(What the task requires):
Write out the records below once more, exactly as they stand.

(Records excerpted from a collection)
▼▼▼

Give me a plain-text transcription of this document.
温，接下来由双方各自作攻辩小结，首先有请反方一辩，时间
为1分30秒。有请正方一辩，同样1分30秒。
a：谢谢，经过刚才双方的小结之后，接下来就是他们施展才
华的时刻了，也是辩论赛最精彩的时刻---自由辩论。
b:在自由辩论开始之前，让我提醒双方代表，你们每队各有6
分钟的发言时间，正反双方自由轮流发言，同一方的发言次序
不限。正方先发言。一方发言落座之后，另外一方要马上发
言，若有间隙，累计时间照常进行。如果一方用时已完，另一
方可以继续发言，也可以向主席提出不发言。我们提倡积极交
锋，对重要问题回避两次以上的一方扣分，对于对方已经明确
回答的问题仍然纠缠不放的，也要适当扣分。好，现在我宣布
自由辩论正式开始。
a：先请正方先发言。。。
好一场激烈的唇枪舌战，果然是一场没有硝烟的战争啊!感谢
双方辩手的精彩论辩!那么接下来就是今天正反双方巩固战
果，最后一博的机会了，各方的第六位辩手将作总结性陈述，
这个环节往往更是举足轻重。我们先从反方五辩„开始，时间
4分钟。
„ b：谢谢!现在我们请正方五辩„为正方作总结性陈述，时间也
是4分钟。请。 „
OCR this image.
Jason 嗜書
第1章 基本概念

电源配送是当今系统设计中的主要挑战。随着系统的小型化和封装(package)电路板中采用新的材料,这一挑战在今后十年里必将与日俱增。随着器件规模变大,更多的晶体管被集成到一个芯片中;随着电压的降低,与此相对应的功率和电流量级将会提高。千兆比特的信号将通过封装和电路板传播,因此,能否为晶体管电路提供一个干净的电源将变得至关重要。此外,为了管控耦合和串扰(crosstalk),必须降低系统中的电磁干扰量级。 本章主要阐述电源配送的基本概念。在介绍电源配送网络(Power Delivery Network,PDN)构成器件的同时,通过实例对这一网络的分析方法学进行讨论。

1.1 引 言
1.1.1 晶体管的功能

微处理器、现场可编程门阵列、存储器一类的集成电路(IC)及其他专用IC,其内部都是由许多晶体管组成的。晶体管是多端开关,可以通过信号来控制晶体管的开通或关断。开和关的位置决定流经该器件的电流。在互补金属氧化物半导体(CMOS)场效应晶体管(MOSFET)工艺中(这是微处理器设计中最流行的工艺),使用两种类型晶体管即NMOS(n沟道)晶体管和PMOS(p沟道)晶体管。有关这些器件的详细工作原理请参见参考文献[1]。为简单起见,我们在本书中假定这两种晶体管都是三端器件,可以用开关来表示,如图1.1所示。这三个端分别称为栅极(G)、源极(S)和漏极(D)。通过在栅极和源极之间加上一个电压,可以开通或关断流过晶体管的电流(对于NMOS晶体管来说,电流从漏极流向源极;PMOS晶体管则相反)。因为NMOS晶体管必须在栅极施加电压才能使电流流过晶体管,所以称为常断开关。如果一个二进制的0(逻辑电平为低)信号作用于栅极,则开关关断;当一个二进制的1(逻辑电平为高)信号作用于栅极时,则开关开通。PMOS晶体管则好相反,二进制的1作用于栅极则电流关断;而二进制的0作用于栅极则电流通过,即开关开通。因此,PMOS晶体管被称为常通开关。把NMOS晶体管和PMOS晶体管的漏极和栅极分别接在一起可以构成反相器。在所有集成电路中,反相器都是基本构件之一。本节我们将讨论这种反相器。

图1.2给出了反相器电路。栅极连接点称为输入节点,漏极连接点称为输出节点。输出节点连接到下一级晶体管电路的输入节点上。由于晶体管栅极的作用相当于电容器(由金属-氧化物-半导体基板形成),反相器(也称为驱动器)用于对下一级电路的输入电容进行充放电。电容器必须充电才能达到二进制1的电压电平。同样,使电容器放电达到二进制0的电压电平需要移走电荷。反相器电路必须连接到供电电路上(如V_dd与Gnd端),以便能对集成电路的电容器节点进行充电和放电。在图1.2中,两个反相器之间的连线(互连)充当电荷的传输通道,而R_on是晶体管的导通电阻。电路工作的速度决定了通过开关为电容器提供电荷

▲▲▲

(Reply):
Give me a plain-text transcription of this document.
温，接下来由双方各自作攻辩小结，首先有请反方一辩，时间
为1分30秒。有请正方一辩，同样1分30秒。
a：谢谢，经过刚才双方的小结之后，接下来就是他们施展才
华的时刻了，也是辩论赛最精彩的时刻---自由辩论。
b:在自由辩论开始之前，让我提醒双方代表，你们每队各有6
分钟的发言时间，正反双方自由轮流发言，同一方的发言次序
不限。正方先发言。一方发言落座之后，另外一方要马上发
言，若有间隙，累计时间照常进行。如果一方用时已完，另一
方可以继续发言，也可以向主席提出不发言。我们提倡积极交
锋，对重要问题回避两次以上的一方扣分，对于对方已经明确
回答的问题仍然纠缠不放的，也要适当扣分。好，现在我宣布
自由辩论正式开始。
a：先请正方先发言。。。
好一场激烈的唇枪舌战，果然是一场没有硝烟的战争啊!感谢
双方辩手的精彩论辩!那么接下来就是今天正反双方巩固战
果，最后一博的机会了，各方的第六位辩手将作总结性陈述，
这个环节往往更是举足轻重。我们先从反方五辩„开始，时间
4分钟。
„ b：谢谢!现在我们请正方五辩„为正方作总结性陈述，时间也
是4分钟。请。 „
OCR this image.
Jason 嗜書
第1章 基本概念

电源配送是当今系统设计中的主要挑战。随着系统的小型化和封装(package)电路板中采用新的材料,这一挑战在今后十年里必将与日俱增。随着器件规模变大,更多的晶体管被集成到一个芯片中;随着电压的降低,与此相对应的功率和电流量级将会提高。千兆比特的信号将通过封装和电路板传播,因此,能否为晶体管电路提供一个干净的电源将变得至关重要。此外,为了管控耦合和串扰(crosstalk),必须降低系统中的电磁干扰量级。 本章主要阐述电源配送的基本概念。在介绍电源配送网络(Power Delivery Network,PDN)构成器件的同时,通过实例对这一网络的分析方法学进行讨论。

1.1 引 言
1.1.1 晶体管的功能

微处理器、现场可编程门阵列、存储器一类的集成电路(IC)及其他专用IC,其内部都是由许多晶体管组成的。晶体管是多端开关,可以通过信号来控制晶体管的开通或关断。开和关的位置决定流经该器件的电流。在互补金属氧化物半导体(CMOS)场效应晶体管(MOSFET)工艺中(这是微处理器设计中最流行的工艺),使用两种类型晶体管即NMOS(n沟道)晶体管和PMOS(p沟道)晶体管。有关这些器件的详细工作原理请参见参考文献[1]。为简单起见,我们在本书中假定这两种晶体管都是三端器件,可以用开关来表示,如图1.1所示。这三个端分别称为栅极(G)、源极(S)和漏极(D)。通过在栅极和源极之间加上一个电压,可以开通或关断流过晶体管的电流(对于NMOS晶体管来说,电流从漏极流向源极;PMOS晶体管则相反)。因为NMOS晶体管必须在栅极施加电压才能使电流流过晶体管,所以称为常断开关。如果一个二进制的0(逻辑电平为低)信号作用于栅极,则开关关断;当一个二进制的1(逻辑电平为高)信号作用于栅极时,则开关开通。PMOS晶体管则好相反,二进制的1作用于栅极则电流关断;而二进制的0作用于栅极则电流通过,即开关开通。因此,PMOS晶体管被称为常通开关。把NMOS晶体管和PMOS晶体管的漏极和栅极分别接在一起可以构成反相器。在所有集成电路中,反相器都是基本构件之一。本节我们将讨论这种反相器。

图1.2给出了反相器电路。栅极连接点称为输入节点,漏极连接点称为输出节点。输出节点连接到下一级晶体管电路的输入节点上。由于晶体管栅极的作用相当于电容器(由金属-氧化物-半导体基板形成),反相器(也称为驱动器)用于对下一级电路的输入电容进行充放电。电容器必须充电才能达到二进制1的电压电平。同样,使电容器放电达到二进制0的电压电平需要移走电荷。反相器电路必须连接到供电电路上(如V_dd与Gnd端),以便能对集成电路的电容器节点进行充电和放电。在图1.2中,两个反相器之间的连线(互连)充当电荷的传输通道,而R_on是晶体管的导通电阻。电路工作的速度决定了通过开关为电容器提供电荷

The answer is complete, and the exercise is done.